(Rows from a figure dataset)
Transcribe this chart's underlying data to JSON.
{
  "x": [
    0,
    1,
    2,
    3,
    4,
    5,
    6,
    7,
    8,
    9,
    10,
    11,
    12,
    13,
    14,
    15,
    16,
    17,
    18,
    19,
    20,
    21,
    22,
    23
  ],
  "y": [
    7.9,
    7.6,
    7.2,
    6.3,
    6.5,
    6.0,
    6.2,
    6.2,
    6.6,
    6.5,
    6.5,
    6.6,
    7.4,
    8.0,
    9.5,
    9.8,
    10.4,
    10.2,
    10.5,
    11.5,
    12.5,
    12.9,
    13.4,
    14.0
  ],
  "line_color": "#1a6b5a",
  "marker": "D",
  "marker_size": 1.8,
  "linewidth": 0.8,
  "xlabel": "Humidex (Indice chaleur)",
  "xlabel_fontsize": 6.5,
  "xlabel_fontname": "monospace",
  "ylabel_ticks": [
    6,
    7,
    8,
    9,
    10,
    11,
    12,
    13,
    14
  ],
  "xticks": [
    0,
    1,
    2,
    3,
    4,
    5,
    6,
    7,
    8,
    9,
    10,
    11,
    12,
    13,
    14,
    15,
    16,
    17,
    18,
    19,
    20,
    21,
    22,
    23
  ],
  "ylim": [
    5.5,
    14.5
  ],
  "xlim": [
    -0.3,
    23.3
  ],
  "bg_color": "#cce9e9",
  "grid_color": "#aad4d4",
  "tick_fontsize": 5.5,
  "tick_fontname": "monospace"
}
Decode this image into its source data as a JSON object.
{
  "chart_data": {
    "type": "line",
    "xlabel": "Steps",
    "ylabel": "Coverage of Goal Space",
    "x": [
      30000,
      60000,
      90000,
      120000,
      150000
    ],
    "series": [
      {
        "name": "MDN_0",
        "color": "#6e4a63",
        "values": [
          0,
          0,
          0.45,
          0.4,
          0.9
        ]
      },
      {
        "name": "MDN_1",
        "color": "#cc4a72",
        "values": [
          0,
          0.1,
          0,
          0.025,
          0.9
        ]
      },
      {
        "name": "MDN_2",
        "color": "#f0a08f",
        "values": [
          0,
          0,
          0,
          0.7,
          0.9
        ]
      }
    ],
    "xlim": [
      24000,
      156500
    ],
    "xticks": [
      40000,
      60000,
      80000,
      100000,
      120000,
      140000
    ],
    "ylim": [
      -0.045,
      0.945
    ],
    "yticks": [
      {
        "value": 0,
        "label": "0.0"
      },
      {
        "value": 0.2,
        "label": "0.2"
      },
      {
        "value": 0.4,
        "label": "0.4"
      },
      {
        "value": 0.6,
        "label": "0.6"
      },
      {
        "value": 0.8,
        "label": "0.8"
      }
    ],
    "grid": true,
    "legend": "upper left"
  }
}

## WORK REQUIRED
Extract the complete set of records unchanged.

## OUTPUT OF THE EXERCISE
Transcribe this chart's underlying data to JSON.
{
  "x": [
    0,
    1,
    2,
    3,
    4,
    5,
    6,
    7,
    8,
    9,
    10,
    11,
    12,
    13,
    14,
    15,
    16,
    17,
    18,
    19,
    20,
    21,
    22,
    23
  ],
  "y": [
    7.9,
    7.6,
    7.2,
    6.3,
    6.5,
    6.0,
    6.2,
    6.2,
    6.6,
    6.5,
    6.5,
    6.6,
    7.4,
    8.0,
    9.5,
    9.8,
    10.4,
    10.2,
    10.5,
    11.5,
    12.5,
    12.9,
    13.4,
    14.0
  ],
  "line_color": "#1a6b5a",
  "marker": "D",
  "marker_size": 1.8,
  "linewidth": 0.8,
  "xlabel": "Humidex (Indice chaleur)",
  "xlabel_fontsize": 6.5,
  "xlabel_fontname": "monospace",
  "ylabel_ticks": [
    6,
    7,
    8,
    9,
    10,
    11,
    12,
    13,
    14
  ],
  "xticks": [
    0,
    1,
    2,
    3,
    4,
    5,
    6,
    7,
    8,
    9,
    10,
    11,
    12,
    13,
    14,
    15,
    16,
    17,
    18,
    19,
    20,
    21,
    22,
    23
  ],
  "ylim": [
    5.5,
    14.5
  ],
  "xlim": [
    -0.3,
    23.3
  ],
  "bg_color": "#cce9e9",
  "grid_color": "#aad4d4",
  "tick_fontsize": 5.5,
  "tick_fontname": "monospace"
}
Decode this image into its source data as a JSON object.
{
  "chart_data": {
    "type": "line",
    "xlabel": "Steps",
    "ylabel": "Coverage of Goal Space",
    "x": [
      30000,
      60000,
      90000,
      120000,
      150000
    ],
    "series": [
      {
        "name": "MDN_0",
        "color": "#6e4a63",
        "values": [
          0,
          0,
          0.45,
          0.4,
          0.9
        ]
      },
      {
        "name": "MDN_1",
        "color": "#cc4a72",
        "values": [
          0,
          0.1,
          0,
          0.025,
          0.9
        ]
      },
      {
        "name": "MDN_2",
        "color": "#f0a08f",
        "values": [
          0,
          0,
          0,
          0.7,
          0.9
        ]
      }
    ],
    "xlim": [
      24000,
      156500
    ],
    "xticks": [
      40000,
      60000,
      80000,
      100000,
      120000,
      140000
    ],
    "ylim": [
      -0.045,
      0.945
    ],
    "yticks": [
      {
        "value": 0,
        "label": "0.0"
      },
      {
        "value": 0.2,
        "label": "0.2"
      },
      {
        "value": 0.4,
        "label": "0.4"
      },
      {
        "value": 0.6,
        "label": "0.6"
      },
      {
        "value": 0.8,
        "label": "0.8"
      }
    ],
    "grid": true,
    "legend": "upper left"
  }
}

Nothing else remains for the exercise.